[START OF PROVIDED ENTRIES]

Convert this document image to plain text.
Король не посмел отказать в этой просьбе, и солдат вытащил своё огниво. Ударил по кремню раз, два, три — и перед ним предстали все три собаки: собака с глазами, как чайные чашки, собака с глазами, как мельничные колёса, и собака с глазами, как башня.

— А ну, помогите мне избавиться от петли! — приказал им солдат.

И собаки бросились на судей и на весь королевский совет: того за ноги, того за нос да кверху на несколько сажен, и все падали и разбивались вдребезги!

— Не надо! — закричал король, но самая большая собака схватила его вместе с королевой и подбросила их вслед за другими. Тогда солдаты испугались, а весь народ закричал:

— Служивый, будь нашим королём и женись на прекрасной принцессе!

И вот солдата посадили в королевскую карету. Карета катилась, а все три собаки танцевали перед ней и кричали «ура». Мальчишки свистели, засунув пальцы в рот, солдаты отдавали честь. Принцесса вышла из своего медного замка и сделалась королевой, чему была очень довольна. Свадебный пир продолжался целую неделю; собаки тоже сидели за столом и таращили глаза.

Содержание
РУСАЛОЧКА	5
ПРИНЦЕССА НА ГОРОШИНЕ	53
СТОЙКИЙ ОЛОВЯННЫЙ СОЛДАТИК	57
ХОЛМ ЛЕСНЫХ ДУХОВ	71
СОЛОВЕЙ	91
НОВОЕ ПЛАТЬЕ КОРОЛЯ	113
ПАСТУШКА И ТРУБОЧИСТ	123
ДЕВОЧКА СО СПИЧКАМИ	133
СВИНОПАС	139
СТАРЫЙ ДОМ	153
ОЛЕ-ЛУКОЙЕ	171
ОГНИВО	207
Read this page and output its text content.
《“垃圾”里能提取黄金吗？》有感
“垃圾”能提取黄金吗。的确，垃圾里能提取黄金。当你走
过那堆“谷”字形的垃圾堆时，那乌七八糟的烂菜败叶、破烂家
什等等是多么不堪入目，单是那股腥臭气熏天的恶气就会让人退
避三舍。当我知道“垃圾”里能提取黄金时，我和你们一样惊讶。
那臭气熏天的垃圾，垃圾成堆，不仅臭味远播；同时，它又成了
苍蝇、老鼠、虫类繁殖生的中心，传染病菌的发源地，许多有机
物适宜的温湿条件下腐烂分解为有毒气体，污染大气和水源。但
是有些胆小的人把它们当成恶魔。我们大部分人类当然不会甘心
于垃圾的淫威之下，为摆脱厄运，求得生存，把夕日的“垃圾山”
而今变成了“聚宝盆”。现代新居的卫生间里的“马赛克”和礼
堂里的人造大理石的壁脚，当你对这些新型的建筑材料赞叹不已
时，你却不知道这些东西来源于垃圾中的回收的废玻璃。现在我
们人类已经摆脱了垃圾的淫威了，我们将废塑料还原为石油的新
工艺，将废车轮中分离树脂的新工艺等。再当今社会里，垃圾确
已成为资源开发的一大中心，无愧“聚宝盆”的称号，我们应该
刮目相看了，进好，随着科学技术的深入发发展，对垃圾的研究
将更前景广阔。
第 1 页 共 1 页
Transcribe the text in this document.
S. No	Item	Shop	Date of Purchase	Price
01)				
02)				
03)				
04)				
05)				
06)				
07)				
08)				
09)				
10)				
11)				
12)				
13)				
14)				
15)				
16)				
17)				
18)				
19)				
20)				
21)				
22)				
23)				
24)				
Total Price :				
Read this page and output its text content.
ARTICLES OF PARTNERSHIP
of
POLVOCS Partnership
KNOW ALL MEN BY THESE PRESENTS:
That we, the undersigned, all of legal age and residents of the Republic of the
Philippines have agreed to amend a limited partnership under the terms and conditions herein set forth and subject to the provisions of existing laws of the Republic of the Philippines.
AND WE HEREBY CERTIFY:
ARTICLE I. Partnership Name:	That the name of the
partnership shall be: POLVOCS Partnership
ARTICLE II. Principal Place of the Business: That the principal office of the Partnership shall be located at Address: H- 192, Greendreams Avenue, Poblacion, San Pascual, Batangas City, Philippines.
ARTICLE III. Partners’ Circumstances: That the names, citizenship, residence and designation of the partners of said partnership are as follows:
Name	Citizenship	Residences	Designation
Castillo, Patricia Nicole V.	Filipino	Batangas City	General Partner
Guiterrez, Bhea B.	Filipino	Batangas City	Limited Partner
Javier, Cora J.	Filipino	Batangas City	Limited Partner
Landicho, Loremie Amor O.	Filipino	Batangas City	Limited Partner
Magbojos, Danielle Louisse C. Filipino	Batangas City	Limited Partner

[END OF PROVIDED ENTRIES]

:: DIRECTIONS FOR THIS TASK ::
Respond with nothing but the number of lines in the entries that contain the string "text".

:: WRITTEN SOLUTION ::
4